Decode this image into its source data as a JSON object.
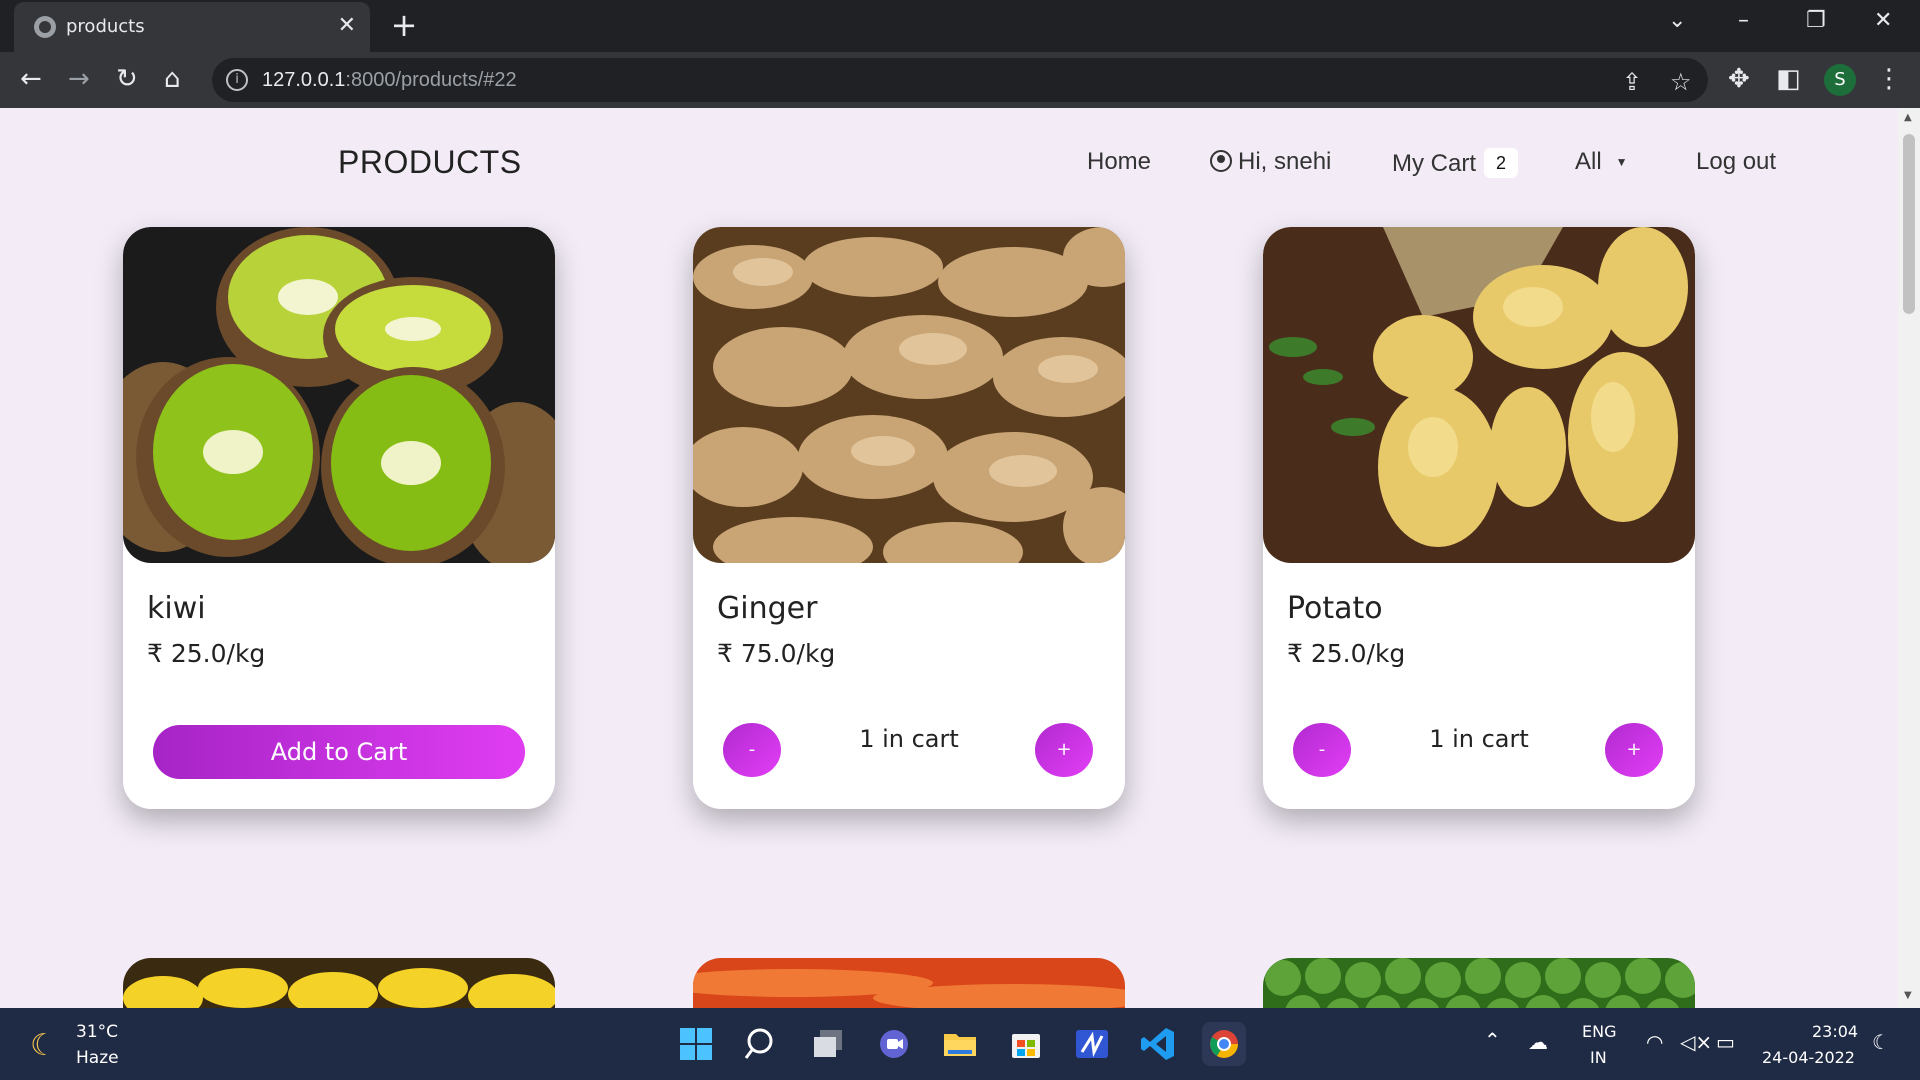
{
  "browser": {
    "tab_title": "products",
    "url_host": "127.0.0.1",
    "url_rest": ":8000/products/#22",
    "profile_initial": "S"
  },
  "header": {
    "brand": "PRODUCTS",
    "nav_home": "Home",
    "nav_user": "Hi, snehi",
    "nav_cart": "My Cart",
    "cart_count": "2",
    "nav_category": "All",
    "nav_logout": "Log out"
  },
  "products": [
    {
      "name": "kiwi",
      "price": "₹ 25.0/kg",
      "action": "Add to Cart"
    },
    {
      "name": "Ginger",
      "price": "₹ 75.0/kg",
      "qty_text": "1 in cart",
      "minus": "-",
      "plus": "+"
    },
    {
      "name": "Potato",
      "price": "₹ 25.0/kg",
      "qty_text": "1 in cart",
      "minus": "-",
      "plus": "+"
    }
  ],
  "taskbar": {
    "temp": "31°C",
    "weather": "Haze",
    "lang_top": "ENG",
    "lang_bottom": "IN",
    "time": "23:04",
    "date": "24-04-2022"
  },
  "colors": {
    "accent_start": "#a624c6",
    "accent_end": "#e03df2",
    "page_bg": "#f3ecf7"
  }
}
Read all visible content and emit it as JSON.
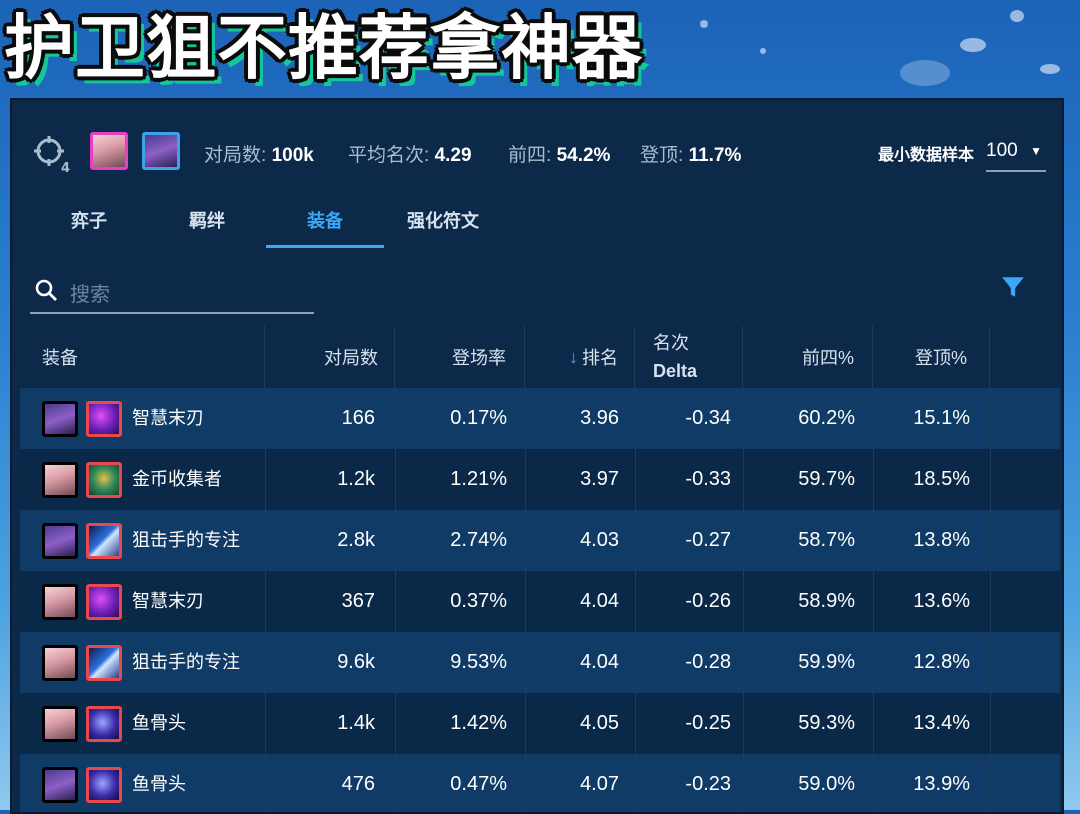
{
  "banner": {
    "title": "护卫狙不推荐拿神器"
  },
  "header": {
    "games_label": "对局数:",
    "games_value": "100k",
    "avg_place_label": "平均名次:",
    "avg_place_value": "4.29",
    "top4_label": "前四:",
    "top4_value": "54.2%",
    "win_label": "登顶:",
    "win_value": "11.7%",
    "min_sample_label": "最小数据样本",
    "min_sample_value": "100"
  },
  "tabs": [
    {
      "label": "弈子",
      "active": false
    },
    {
      "label": "羁绊",
      "active": false
    },
    {
      "label": "装备",
      "active": true
    },
    {
      "label": "强化符文",
      "active": false
    }
  ],
  "search": {
    "placeholder": "搜索"
  },
  "table": {
    "columns": {
      "item": "装备",
      "games": "对局数",
      "pick_rate": "登场率",
      "place": "排名",
      "delta_line1": "名次",
      "delta_line2": "Delta",
      "top4": "前四%",
      "win": "登顶%"
    },
    "sort": {
      "column": "place",
      "direction": "ascending",
      "icon": "arrow-down-icon"
    },
    "rows": [
      {
        "champion": "blue",
        "item_icon": "wisdom-blade",
        "item": "智慧末刃",
        "games": "166",
        "pick_rate": "0.17%",
        "place": "3.96",
        "delta": "-0.34",
        "top4": "60.2%",
        "win": "15.1%"
      },
      {
        "champion": "pink",
        "item_icon": "gold-collector",
        "item": "金币收集者",
        "games": "1.2k",
        "pick_rate": "1.21%",
        "place": "3.97",
        "delta": "-0.33",
        "top4": "59.7%",
        "win": "18.5%"
      },
      {
        "champion": "blue",
        "item_icon": "sniper-focus",
        "item": "狙击手的专注",
        "games": "2.8k",
        "pick_rate": "2.74%",
        "place": "4.03",
        "delta": "-0.27",
        "top4": "58.7%",
        "win": "13.8%"
      },
      {
        "champion": "pink",
        "item_icon": "wisdom-blade",
        "item": "智慧末刃",
        "games": "367",
        "pick_rate": "0.37%",
        "place": "4.04",
        "delta": "-0.26",
        "top4": "58.9%",
        "win": "13.6%"
      },
      {
        "champion": "pink",
        "item_icon": "sniper-focus",
        "item": "狙击手的专注",
        "games": "9.6k",
        "pick_rate": "9.53%",
        "place": "4.04",
        "delta": "-0.28",
        "top4": "59.9%",
        "win": "12.8%"
      },
      {
        "champion": "pink",
        "item_icon": "fish-bones",
        "item": "鱼骨头",
        "games": "1.4k",
        "pick_rate": "1.42%",
        "place": "4.05",
        "delta": "-0.25",
        "top4": "59.3%",
        "win": "13.4%"
      },
      {
        "champion": "blue",
        "item_icon": "fish-bones",
        "item": "鱼骨头",
        "games": "476",
        "pick_rate": "0.47%",
        "place": "4.07",
        "delta": "-0.23",
        "top4": "59.0%",
        "win": "13.9%"
      }
    ]
  },
  "colors": {
    "panel_bg": "#0c2949",
    "row_odd": "#0f3b66",
    "row_even": "#0a2847",
    "accent": "#3aa8f5",
    "banner_shadow": "#14c79a"
  }
}
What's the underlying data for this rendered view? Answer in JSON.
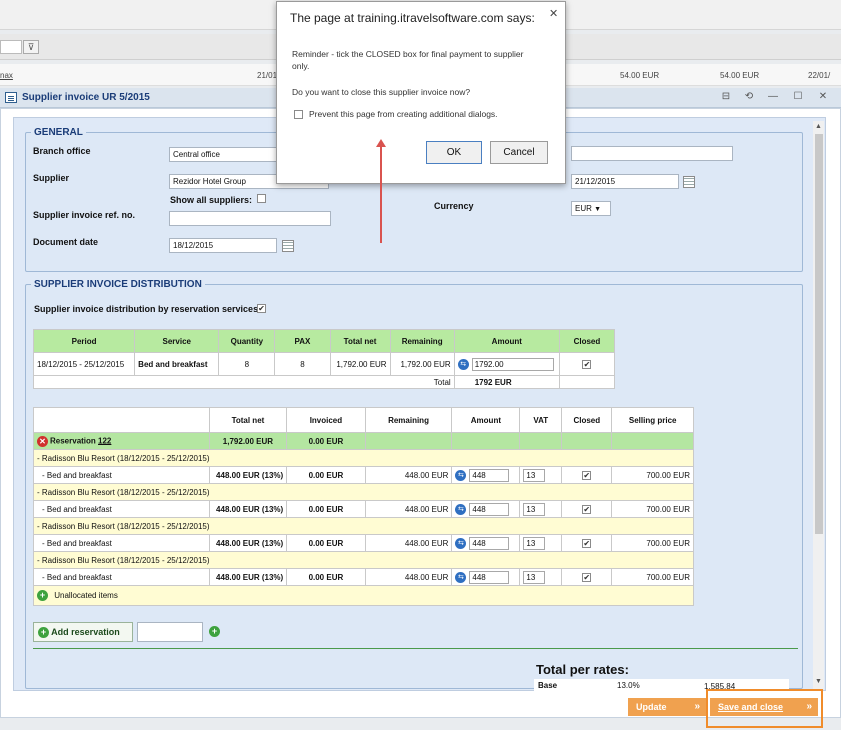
——
*PROBLEM*
Copy the material above exactly and drop the pictures.

*SOLUTION BELOW*
Decode this image into its source data as a JSON object.
{
  "browser": {
    "tab_title": "products",
    "url_host": "127.0.0.1",
    "url_rest": ":8000/products/#22",
    "profile_initial": "S"
  },
  "header": {
    "brand": "PRODUCTS",
    "nav_home": "Home",
    "nav_user": "Hi, snehi",
    "nav_cart": "My Cart",
    "cart_count": "2",
    "nav_category": "All",
    "nav_logout": "Log out"
  },
  "products": [
    {
      "name": "kiwi",
      "price": "₹ 25.0/kg",
      "action": "Add to Cart"
    },
    {
      "name": "Ginger",
      "price": "₹ 75.0/kg",
      "qty_text": "1 in cart",
      "minus": "-",
      "plus": "+"
    },
    {
      "name": "Potato",
      "price": "₹ 25.0/kg",
      "qty_text": "1 in cart",
      "minus": "-",
      "plus": "+"
    }
  ],
  "taskbar": {
    "temp": "31°C",
    "weather": "Haze",
    "lang_top": "ENG",
    "lang_bottom": "IN",
    "time": "23:04",
    "date": "24-04-2022"
  },
  "colors": {
    "accent_start": "#a624c6",
    "accent_end": "#e03df2",
    "page_bg": "#f3ecf7"
  }
}
Read all visible content and emit it as JSON.
{
  "banner": {
    "title": "护卫狙不推荐拿神器"
  },
  "header": {
    "games_label": "对局数:",
    "games_value": "100k",
    "avg_place_label": "平均名次:",
    "avg_place_value": "4.29",
    "top4_label": "前四:",
    "top4_value": "54.2%",
    "win_label": "登顶:",
    "win_value": "11.7%",
    "min_sample_label": "最小数据样本",
    "min_sample_value": "100"
  },
  "tabs": [
    {
      "label": "弈子",
      "active": false
    },
    {
      "label": "羁绊",
      "active": false
    },
    {
      "label": "装备",
      "active": true
    },
    {
      "label": "强化符文",
      "active": false
    }
  ],
  "search": {
    "placeholder": "搜索"
  },
  "table": {
    "columns": {
      "item": "装备",
      "games": "对局数",
      "pick_rate": "登场率",
      "place": "排名",
      "delta_line1": "名次",
      "delta_line2": "Delta",
      "top4": "前四%",
      "win": "登顶%"
    },
    "sort": {
      "column": "place",
      "direction": "ascending",
      "icon": "arrow-down-icon"
    },
    "rows": [
      {
        "champion": "blue",
        "item_icon": "wisdom-blade",
        "item": "智慧末刃",
        "games": "166",
        "pick_rate": "0.17%",
        "place": "3.96",
        "delta": "-0.34",
        "top4": "60.2%",
        "win": "15.1%"
      },
      {
        "champion": "pink",
        "item_icon": "gold-collector",
        "item": "金币收集者",
        "games": "1.2k",
        "pick_rate": "1.21%",
        "place": "3.97",
        "delta": "-0.33",
        "top4": "59.7%",
        "win": "18.5%"
      },
      {
        "champion": "blue",
        "item_icon": "sniper-focus",
        "item": "狙击手的专注",
        "games": "2.8k",
        "pick_rate": "2.74%",
        "place": "4.03",
        "delta": "-0.27",
        "top4": "58.7%",
        "win": "13.8%"
      },
      {
        "champion": "pink",
        "item_icon": "wisdom-blade",
        "item": "智慧末刃",
        "games": "367",
        "pick_rate": "0.37%",
        "place": "4.04",
        "delta": "-0.26",
        "top4": "58.9%",
        "win": "13.6%"
      },
      {
        "champion": "pink",
        "item_icon": "sniper-focus",
        "item": "狙击手的专注",
        "games": "9.6k",
        "pick_rate": "9.53%",
        "place": "4.04",
        "delta": "-0.28",
        "top4": "59.9%",
        "win": "12.8%"
      },
      {
        "champion": "pink",
        "item_icon": "fish-bones",
        "item": "鱼骨头",
        "games": "1.4k",
        "pick_rate": "1.42%",
        "place": "4.05",
        "delta": "-0.25",
        "top4": "59.3%",
        "win": "13.4%"
      },
      {
        "champion": "blue",
        "item_icon": "fish-bones",
        "item": "鱼骨头",
        "games": "476",
        "pick_rate": "0.47%",
        "place": "4.07",
        "delta": "-0.23",
        "top4": "59.0%",
        "win": "13.9%"
      }
    ]
  },
  "colors": {
    "panel_bg": "#0c2949",
    "row_odd": "#0f3b66",
    "row_even": "#0a2847",
    "accent": "#3aa8f5",
    "banner_shadow": "#14c79a"
  }
}
What's the underlying data for this rendered view? Answer in JSON.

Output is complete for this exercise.